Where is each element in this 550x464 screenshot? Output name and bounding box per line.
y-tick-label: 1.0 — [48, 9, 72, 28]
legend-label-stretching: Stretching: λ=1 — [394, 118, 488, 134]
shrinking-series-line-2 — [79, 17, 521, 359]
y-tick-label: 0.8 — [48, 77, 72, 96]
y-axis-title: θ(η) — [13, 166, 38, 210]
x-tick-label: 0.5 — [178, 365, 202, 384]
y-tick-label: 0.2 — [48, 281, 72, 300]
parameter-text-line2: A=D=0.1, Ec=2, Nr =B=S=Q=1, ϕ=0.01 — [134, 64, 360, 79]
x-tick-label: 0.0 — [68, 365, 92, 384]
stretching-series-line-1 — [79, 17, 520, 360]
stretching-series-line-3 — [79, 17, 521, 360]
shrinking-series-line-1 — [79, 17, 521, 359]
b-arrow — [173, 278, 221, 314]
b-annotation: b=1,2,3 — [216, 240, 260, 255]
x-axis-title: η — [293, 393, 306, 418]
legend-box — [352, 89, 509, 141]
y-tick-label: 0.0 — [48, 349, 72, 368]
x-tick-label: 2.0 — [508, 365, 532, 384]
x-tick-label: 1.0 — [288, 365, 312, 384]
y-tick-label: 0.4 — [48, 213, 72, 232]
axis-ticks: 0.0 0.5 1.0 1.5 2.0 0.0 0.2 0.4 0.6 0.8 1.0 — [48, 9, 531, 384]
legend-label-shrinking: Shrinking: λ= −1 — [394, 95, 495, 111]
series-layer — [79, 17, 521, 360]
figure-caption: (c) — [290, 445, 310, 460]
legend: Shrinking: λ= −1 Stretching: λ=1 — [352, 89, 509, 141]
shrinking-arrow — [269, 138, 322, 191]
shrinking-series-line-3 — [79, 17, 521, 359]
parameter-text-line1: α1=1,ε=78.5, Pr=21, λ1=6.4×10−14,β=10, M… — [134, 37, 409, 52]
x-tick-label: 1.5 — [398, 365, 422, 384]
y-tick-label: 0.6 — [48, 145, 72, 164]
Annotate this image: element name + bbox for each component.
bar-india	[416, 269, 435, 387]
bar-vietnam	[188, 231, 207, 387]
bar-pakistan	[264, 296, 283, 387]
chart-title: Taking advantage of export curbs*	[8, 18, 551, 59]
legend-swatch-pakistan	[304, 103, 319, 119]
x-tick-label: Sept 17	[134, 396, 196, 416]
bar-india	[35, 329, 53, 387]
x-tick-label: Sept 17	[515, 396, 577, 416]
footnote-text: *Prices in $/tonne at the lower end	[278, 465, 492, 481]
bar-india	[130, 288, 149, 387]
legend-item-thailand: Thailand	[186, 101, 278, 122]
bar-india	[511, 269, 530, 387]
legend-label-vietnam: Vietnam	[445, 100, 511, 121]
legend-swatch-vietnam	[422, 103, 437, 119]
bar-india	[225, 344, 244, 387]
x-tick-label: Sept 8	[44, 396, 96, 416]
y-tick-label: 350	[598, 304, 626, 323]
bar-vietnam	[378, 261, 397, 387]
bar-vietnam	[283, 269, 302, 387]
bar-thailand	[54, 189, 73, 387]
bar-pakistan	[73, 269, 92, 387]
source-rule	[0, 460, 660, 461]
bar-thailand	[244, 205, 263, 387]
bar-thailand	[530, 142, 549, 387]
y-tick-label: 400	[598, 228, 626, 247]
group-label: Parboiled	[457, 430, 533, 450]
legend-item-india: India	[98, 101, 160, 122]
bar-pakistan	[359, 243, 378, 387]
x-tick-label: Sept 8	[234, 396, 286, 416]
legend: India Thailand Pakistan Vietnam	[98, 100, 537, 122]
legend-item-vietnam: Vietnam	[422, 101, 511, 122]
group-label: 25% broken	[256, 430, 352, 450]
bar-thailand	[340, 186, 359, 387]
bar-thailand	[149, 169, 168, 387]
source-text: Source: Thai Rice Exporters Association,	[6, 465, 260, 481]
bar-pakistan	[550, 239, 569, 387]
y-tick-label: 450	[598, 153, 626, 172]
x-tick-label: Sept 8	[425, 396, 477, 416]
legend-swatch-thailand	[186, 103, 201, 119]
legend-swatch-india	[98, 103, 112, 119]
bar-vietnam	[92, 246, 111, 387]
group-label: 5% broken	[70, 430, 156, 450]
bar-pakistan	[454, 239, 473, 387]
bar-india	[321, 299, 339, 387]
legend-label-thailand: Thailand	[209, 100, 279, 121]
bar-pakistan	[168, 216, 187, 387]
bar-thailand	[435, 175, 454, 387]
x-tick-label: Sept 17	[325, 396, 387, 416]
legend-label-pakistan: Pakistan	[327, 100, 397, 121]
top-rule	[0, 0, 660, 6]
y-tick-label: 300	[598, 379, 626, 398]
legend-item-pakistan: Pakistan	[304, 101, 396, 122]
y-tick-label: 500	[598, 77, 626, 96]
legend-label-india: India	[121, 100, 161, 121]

◇ ◇ ◇

» Work to complete: Starting at the first line of the data and stopping after the line that contains "parameter-text-line2: A=D=0.1, Ec=2, Nr", recast those lines as a Markdown table with the columns No. and Line, giving each row its number and omitting blank lines.

» Completed task:
| No. | Line |
|---|---|
| 1 | Where is each element in this 550x464 screenshot? Output name and bounding box per line. |
| 2 | y-tick-label: 1.0 — [48, 9, 72, 28] |
| 3 | legend-label-stretching: Stretching: λ=1 — [394, 118, 488, 134] |
| 4 | shrinking-series-line-2 — [79, 17, 521, 359] |
| 5 | y-tick-label: 0.8 — [48, 77, 72, 96] |
| 6 | y-axis-title: θ(η) — [13, 166, 38, 210] |
| 7 | x-tick-label: 0.5 — [178, 365, 202, 384] |
| 8 | y-tick-label: 0.2 — [48, 281, 72, 300] |
| 9 | parameter-text-line2: A=D=0.1, Ec=2, Nr =B=S=Q=1, ϕ=0.01 — [134, 64, 360, 79] |